DIRECTIONS FOR THIS TASK:
Images appear in the records below; leave them out and repeat everything else exactly.

── EXTRACTED RECORDS

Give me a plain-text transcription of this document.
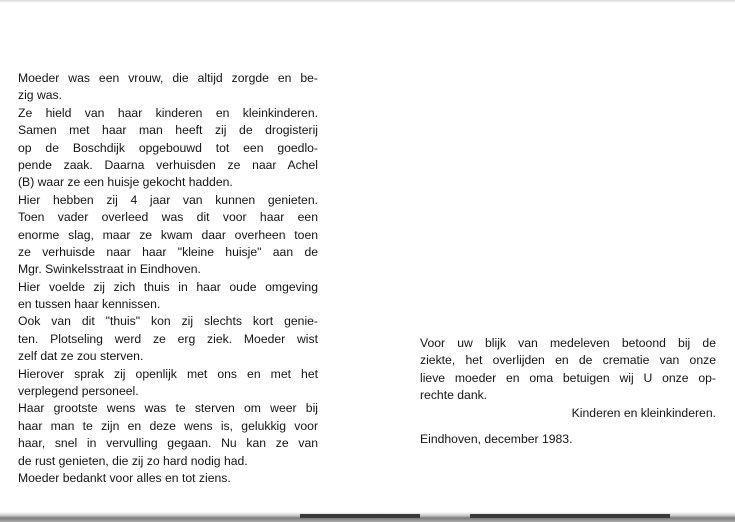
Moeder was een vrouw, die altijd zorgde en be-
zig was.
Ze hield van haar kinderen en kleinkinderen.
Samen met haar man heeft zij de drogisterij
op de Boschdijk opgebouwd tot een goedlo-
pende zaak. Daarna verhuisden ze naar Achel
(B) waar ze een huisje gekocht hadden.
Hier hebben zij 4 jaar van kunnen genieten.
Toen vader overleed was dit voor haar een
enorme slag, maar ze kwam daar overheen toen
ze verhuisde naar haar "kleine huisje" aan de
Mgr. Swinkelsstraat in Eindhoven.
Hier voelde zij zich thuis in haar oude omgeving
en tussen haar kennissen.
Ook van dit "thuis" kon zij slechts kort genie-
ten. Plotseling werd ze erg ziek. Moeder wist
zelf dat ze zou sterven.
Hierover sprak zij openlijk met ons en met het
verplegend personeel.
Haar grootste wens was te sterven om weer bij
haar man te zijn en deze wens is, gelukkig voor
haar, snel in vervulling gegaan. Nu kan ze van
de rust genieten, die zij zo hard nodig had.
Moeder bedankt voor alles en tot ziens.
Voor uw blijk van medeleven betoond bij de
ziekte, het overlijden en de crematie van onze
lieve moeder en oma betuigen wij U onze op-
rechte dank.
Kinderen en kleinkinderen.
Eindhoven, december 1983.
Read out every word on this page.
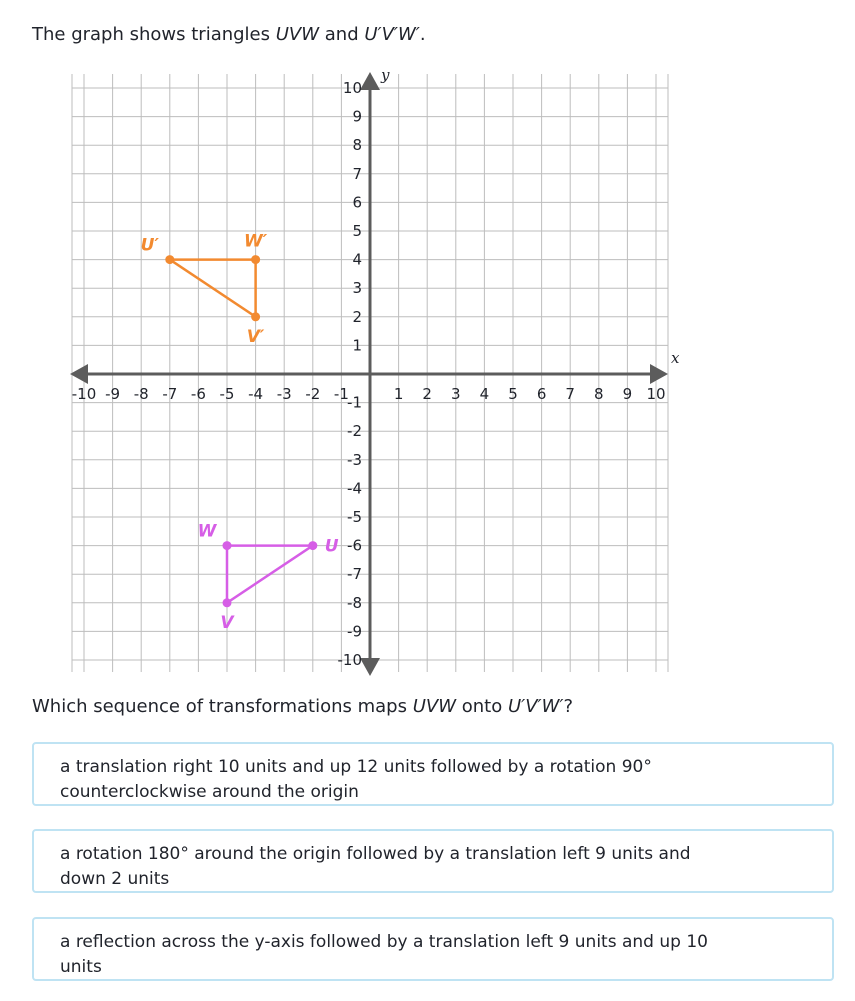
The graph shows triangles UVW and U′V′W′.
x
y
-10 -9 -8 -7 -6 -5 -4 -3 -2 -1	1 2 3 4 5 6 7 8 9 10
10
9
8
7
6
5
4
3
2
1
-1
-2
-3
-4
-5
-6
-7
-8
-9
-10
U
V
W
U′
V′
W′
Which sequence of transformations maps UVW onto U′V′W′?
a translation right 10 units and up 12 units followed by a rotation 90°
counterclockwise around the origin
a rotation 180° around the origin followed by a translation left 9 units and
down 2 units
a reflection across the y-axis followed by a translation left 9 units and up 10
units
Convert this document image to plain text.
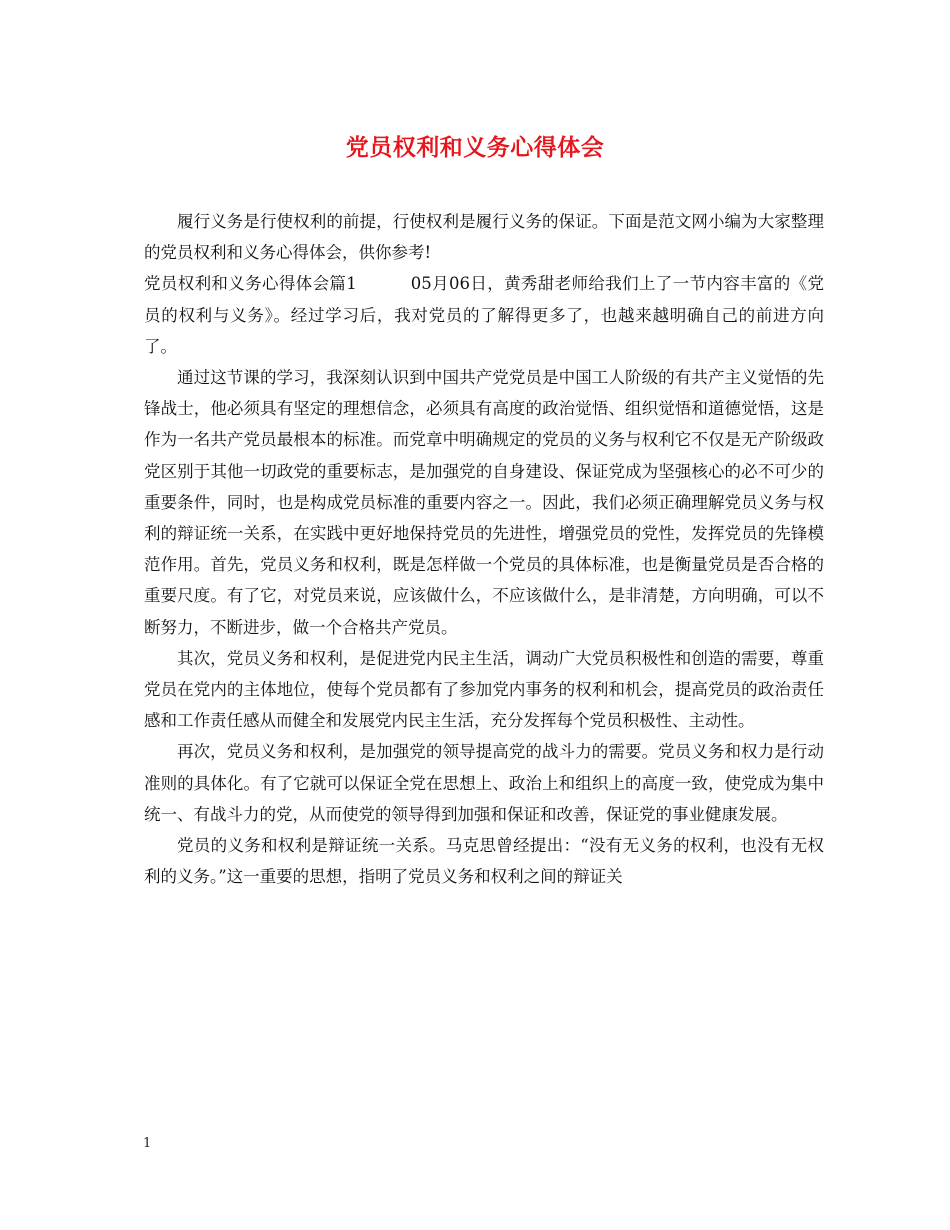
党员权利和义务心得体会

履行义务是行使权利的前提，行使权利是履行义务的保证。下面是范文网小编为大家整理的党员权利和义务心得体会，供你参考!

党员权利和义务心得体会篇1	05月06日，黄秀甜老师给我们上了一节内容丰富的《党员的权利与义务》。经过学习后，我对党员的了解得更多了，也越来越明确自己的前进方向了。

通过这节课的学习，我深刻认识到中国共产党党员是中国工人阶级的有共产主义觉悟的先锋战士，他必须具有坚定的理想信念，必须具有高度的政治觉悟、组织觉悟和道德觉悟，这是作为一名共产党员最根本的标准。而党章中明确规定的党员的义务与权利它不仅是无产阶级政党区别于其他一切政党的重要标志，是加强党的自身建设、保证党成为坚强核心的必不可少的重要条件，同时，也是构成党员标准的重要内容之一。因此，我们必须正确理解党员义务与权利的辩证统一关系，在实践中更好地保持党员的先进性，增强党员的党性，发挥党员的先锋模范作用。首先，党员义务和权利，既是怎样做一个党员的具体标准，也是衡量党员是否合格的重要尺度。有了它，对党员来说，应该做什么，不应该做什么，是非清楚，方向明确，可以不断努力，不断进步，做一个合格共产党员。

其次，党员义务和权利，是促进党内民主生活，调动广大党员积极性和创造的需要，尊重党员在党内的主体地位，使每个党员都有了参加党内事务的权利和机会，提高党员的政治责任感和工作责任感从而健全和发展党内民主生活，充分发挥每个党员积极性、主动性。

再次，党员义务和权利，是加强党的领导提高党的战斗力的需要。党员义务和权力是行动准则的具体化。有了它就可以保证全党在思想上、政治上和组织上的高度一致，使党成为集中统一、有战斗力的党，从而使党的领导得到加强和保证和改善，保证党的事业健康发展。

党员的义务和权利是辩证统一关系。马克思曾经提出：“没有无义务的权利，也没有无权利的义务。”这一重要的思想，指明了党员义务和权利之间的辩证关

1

────

RESULT FOR THIS EXERCISE:
Give me a plain-text transcription of this document.
Moeder was een vrouw, die altijd zorgde en be-
zig was.
Ze hield van haar kinderen en kleinkinderen.
Samen met haar man heeft zij de drogisterij
op de Boschdijk opgebouwd tot een goedlo-
pende zaak. Daarna verhuisden ze naar Achel
(B) waar ze een huisje gekocht hadden.
Hier hebben zij 4 jaar van kunnen genieten.
Toen vader overleed was dit voor haar een
enorme slag, maar ze kwam daar overheen toen
ze verhuisde naar haar "kleine huisje" aan de
Mgr. Swinkelsstraat in Eindhoven.
Hier voelde zij zich thuis in haar oude omgeving
en tussen haar kennissen.
Ook van dit "thuis" kon zij slechts kort genie-
ten. Plotseling werd ze erg ziek. Moeder wist
zelf dat ze zou sterven.
Hierover sprak zij openlijk met ons en met het
verplegend personeel.
Haar grootste wens was te sterven om weer bij
haar man te zijn en deze wens is, gelukkig voor
haar, snel in vervulling gegaan. Nu kan ze van
de rust genieten, die zij zo hard nodig had.
Moeder bedankt voor alles en tot ziens.
Voor uw blijk van medeleven betoond bij de
ziekte, het overlijden en de crematie van onze
lieve moeder en oma betuigen wij U onze op-
rechte dank.
Kinderen en kleinkinderen.
Eindhoven, december 1983.
Read out every word on this page.
The graph shows triangles UVW and U′V′W′.
x
y
-10 -9 -8 -7 -6 -5 -4 -3 -2 -1	1 2 3 4 5 6 7 8 9 10
10
9
8
7
6
5
4
3
2
1
-1
-2
-3
-4
-5
-6
-7
-8
-9
-10
U
V
W
U′
V′
W′
Which sequence of transformations maps UVW onto U′V′W′?
a translation right 10 units and up 12 units followed by a rotation 90°
counterclockwise around the origin
a rotation 180° around the origin followed by a translation left 9 units and
down 2 units
a reflection across the y-axis followed by a translation left 9 units and up 10
units
Convert this document image to plain text.
党员权利和义务心得体会

履行义务是行使权利的前提，行使权利是履行义务的保证。下面是范文网小编为大家整理的党员权利和义务心得体会，供你参考!

党员权利和义务心得体会篇1	05月06日，黄秀甜老师给我们上了一节内容丰富的《党员的权利与义务》。经过学习后，我对党员的了解得更多了，也越来越明确自己的前进方向了。

通过这节课的学习，我深刻认识到中国共产党党员是中国工人阶级的有共产主义觉悟的先锋战士，他必须具有坚定的理想信念，必须具有高度的政治觉悟、组织觉悟和道德觉悟，这是作为一名共产党员最根本的标准。而党章中明确规定的党员的义务与权利它不仅是无产阶级政党区别于其他一切政党的重要标志，是加强党的自身建设、保证党成为坚强核心的必不可少的重要条件，同时，也是构成党员标准的重要内容之一。因此，我们必须正确理解党员义务与权利的辩证统一关系，在实践中更好地保持党员的先进性，增强党员的党性，发挥党员的先锋模范作用。首先，党员义务和权利，既是怎样做一个党员的具体标准，也是衡量党员是否合格的重要尺度。有了它，对党员来说，应该做什么，不应该做什么，是非清楚，方向明确，可以不断努力，不断进步，做一个合格共产党员。

其次，党员义务和权利，是促进党内民主生活，调动广大党员积极性和创造的需要，尊重党员在党内的主体地位，使每个党员都有了参加党内事务的权利和机会，提高党员的政治责任感和工作责任感从而健全和发展党内民主生活，充分发挥每个党员积极性、主动性。

再次，党员义务和权利，是加强党的领导提高党的战斗力的需要。党员义务和权力是行动准则的具体化。有了它就可以保证全党在思想上、政治上和组织上的高度一致，使党成为集中统一、有战斗力的党，从而使党的领导得到加强和保证和改善，保证党的事业健康发展。

党员的义务和权利是辩证统一关系。马克思曾经提出：“没有无义务的权利，也没有无权利的义务。”这一重要的思想，指明了党员义务和权利之间的辩证关

1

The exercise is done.